:: Goal ::
What is the number of lines holding the word "content"? Give that number alone.
==== Exercise materials ====
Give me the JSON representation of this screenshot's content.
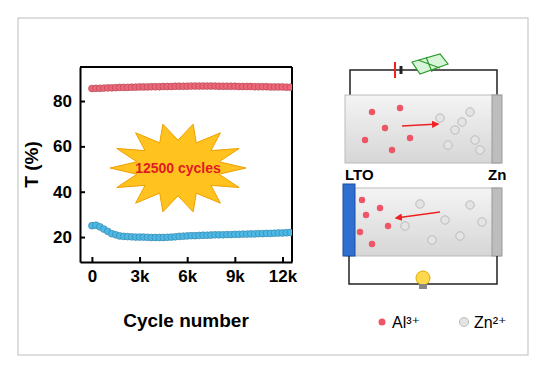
====
==== Exercise materials ====
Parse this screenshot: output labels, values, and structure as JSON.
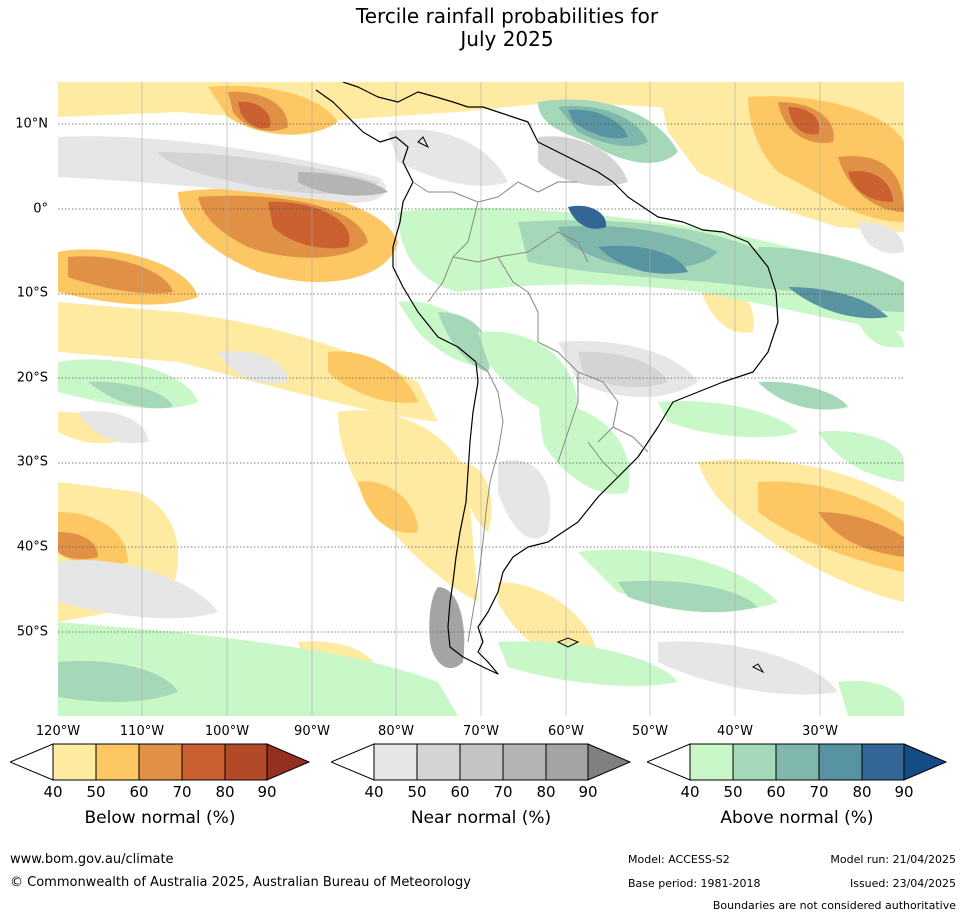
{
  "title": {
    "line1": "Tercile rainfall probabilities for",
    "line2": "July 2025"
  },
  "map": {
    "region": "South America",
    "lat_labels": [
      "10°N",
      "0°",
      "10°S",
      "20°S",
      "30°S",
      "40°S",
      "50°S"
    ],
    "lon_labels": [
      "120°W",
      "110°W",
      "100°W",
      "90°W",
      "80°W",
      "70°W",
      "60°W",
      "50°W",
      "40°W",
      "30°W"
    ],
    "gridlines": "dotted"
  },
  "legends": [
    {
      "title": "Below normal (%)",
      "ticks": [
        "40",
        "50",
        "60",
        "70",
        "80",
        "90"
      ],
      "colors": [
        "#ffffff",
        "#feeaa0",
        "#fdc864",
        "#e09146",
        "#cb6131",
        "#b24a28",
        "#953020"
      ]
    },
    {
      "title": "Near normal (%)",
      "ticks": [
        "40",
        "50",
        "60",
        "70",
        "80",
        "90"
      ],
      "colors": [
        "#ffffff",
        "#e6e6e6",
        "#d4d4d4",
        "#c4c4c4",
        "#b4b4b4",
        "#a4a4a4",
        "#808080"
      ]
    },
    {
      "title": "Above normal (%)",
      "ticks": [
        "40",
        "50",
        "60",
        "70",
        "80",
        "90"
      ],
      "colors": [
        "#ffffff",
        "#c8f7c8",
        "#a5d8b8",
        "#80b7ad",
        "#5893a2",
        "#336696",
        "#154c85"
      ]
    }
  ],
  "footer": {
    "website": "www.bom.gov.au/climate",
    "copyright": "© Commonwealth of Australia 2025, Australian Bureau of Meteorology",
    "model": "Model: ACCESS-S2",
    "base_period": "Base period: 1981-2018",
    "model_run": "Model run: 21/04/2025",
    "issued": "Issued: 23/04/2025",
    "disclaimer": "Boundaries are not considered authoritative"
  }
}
====
==== Exercise materials ====
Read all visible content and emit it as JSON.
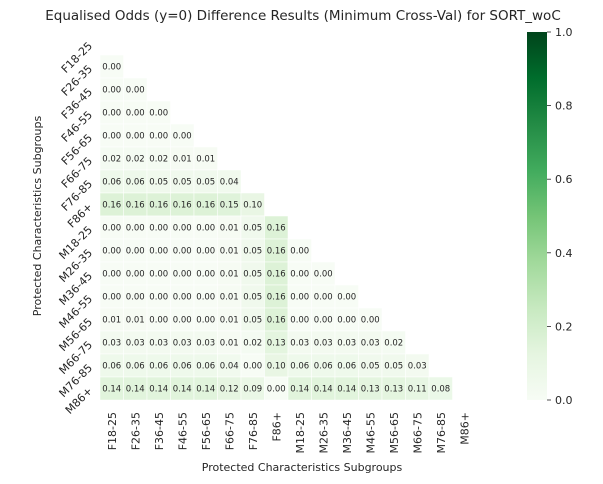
====
:: Task response ::
2